Copy out all lines in the data below containing the string "Women".

(Items from a figure collection)
******

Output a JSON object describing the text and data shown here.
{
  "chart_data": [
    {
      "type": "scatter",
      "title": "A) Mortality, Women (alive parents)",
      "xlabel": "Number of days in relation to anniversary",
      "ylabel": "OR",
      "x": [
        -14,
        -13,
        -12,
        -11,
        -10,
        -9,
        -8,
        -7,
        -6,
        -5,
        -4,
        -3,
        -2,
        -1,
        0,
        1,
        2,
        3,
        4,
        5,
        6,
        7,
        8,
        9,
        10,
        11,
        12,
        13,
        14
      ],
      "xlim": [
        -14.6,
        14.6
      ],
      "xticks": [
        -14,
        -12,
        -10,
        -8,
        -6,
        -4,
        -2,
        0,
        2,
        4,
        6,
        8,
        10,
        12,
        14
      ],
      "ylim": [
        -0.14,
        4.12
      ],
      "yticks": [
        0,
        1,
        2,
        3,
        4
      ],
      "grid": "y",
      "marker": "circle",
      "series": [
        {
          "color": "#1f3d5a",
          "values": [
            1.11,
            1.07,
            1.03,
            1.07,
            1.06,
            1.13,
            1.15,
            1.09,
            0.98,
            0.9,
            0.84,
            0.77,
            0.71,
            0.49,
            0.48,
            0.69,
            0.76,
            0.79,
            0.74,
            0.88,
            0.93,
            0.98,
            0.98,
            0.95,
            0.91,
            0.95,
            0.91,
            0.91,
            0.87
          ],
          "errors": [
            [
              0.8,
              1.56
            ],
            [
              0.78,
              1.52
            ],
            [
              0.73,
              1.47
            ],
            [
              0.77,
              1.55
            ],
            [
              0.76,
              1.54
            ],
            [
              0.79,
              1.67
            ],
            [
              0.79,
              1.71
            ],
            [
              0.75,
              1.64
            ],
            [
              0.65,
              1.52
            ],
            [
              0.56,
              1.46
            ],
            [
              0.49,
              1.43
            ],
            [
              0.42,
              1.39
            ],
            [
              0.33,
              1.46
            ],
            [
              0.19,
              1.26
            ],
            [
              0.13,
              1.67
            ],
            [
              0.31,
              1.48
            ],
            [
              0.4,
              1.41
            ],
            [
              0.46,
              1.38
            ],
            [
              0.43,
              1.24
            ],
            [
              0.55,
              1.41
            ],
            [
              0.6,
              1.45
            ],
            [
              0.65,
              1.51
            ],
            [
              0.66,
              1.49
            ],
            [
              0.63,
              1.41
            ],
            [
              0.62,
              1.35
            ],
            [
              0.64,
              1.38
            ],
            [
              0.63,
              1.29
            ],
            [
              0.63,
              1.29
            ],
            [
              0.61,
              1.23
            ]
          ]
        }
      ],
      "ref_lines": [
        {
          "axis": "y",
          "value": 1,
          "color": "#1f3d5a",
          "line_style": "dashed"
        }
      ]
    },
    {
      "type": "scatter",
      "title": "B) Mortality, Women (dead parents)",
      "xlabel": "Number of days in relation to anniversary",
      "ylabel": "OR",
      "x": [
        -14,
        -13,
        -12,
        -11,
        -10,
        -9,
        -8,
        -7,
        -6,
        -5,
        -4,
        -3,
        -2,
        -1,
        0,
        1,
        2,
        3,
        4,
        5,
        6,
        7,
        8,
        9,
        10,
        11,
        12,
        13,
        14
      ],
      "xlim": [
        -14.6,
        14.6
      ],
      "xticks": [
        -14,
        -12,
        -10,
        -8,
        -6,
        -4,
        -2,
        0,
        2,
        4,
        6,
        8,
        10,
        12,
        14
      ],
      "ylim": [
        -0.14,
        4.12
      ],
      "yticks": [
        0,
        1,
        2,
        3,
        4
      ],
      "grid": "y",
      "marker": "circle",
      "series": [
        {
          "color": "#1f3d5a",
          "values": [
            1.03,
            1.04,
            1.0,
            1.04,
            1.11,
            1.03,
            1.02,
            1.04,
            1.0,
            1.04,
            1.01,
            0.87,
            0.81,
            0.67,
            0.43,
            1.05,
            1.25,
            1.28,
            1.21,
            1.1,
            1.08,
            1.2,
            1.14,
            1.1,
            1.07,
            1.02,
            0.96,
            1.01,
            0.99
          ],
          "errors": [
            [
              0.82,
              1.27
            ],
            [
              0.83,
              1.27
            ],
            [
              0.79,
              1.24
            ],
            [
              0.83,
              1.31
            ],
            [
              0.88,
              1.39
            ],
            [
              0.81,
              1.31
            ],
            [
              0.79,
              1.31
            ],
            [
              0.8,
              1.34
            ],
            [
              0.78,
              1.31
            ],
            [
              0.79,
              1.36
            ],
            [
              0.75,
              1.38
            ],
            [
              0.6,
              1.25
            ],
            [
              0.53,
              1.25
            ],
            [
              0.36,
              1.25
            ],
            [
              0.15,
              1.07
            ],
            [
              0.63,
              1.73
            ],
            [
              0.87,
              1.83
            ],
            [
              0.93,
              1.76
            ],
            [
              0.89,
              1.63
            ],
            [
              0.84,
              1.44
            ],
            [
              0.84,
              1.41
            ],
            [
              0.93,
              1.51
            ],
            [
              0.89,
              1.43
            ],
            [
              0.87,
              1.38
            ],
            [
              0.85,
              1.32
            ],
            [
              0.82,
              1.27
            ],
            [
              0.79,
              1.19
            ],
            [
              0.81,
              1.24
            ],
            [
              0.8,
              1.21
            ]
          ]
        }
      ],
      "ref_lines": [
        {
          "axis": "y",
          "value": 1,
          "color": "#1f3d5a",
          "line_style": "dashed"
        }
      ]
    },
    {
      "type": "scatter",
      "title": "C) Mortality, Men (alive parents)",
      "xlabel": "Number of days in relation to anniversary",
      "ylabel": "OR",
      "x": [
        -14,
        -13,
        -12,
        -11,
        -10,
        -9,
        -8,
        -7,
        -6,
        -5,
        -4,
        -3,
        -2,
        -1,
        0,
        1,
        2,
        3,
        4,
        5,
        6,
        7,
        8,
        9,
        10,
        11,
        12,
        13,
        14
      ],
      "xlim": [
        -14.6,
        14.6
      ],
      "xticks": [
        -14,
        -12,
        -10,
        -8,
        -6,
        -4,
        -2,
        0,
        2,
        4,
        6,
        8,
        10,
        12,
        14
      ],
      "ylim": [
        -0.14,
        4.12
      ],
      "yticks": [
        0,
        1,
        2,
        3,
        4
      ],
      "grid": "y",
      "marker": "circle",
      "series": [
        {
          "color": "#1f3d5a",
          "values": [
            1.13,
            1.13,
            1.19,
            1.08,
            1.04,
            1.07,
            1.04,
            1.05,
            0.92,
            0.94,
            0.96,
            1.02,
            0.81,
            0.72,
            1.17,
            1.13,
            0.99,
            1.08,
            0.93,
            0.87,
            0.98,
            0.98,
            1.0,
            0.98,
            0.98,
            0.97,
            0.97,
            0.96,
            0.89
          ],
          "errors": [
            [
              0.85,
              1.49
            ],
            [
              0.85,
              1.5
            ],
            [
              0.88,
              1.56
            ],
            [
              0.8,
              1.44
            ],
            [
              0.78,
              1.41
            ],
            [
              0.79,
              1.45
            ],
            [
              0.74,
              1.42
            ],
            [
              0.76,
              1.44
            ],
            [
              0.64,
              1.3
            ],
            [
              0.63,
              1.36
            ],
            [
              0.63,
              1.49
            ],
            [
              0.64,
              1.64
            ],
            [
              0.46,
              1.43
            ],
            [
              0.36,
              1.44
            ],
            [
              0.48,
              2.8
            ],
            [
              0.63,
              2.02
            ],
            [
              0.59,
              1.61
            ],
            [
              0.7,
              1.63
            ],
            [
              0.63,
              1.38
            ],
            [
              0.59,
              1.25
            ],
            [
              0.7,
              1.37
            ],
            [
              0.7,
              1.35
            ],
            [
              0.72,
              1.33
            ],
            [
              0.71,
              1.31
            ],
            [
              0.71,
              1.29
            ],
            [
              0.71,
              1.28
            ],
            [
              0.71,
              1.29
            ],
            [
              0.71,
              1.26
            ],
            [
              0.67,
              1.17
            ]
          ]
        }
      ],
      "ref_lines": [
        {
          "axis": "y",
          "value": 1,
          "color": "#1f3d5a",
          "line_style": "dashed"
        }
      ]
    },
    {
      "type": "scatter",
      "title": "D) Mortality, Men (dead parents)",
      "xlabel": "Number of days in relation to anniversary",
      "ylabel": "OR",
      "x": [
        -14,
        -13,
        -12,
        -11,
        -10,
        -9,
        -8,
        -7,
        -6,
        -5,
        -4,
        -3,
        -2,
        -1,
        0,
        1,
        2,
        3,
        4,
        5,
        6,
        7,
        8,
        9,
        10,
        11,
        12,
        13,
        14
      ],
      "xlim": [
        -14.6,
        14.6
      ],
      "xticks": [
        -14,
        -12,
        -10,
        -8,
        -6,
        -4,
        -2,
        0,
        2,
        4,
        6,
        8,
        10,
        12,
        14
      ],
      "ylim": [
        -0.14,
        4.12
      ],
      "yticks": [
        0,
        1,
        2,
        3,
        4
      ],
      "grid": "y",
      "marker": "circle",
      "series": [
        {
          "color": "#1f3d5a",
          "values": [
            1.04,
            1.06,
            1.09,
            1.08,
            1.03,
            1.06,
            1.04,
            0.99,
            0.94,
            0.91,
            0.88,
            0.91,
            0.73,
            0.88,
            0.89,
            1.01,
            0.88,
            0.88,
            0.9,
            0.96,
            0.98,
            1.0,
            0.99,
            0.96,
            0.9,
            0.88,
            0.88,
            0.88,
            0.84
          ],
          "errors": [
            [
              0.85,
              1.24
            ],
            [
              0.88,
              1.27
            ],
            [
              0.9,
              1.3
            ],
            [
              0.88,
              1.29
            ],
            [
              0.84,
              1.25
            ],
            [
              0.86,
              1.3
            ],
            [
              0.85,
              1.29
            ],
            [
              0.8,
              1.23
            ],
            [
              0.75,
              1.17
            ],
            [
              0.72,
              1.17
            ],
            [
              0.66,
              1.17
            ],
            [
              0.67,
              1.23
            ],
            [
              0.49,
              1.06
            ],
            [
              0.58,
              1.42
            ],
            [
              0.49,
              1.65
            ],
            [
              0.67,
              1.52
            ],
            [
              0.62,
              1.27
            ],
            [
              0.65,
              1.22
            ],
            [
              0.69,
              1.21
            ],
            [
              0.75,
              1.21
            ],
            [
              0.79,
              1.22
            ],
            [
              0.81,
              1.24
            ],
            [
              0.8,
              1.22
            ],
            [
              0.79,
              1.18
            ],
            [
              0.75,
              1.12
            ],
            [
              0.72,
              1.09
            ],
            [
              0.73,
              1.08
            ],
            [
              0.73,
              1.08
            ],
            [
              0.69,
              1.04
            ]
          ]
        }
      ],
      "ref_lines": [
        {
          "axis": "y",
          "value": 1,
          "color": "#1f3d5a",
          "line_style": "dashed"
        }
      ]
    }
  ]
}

******

Worked solution:
      "title": "A) Mortality, Women (alive parents)",
      "title": "B) Mortality, Women (dead parents)",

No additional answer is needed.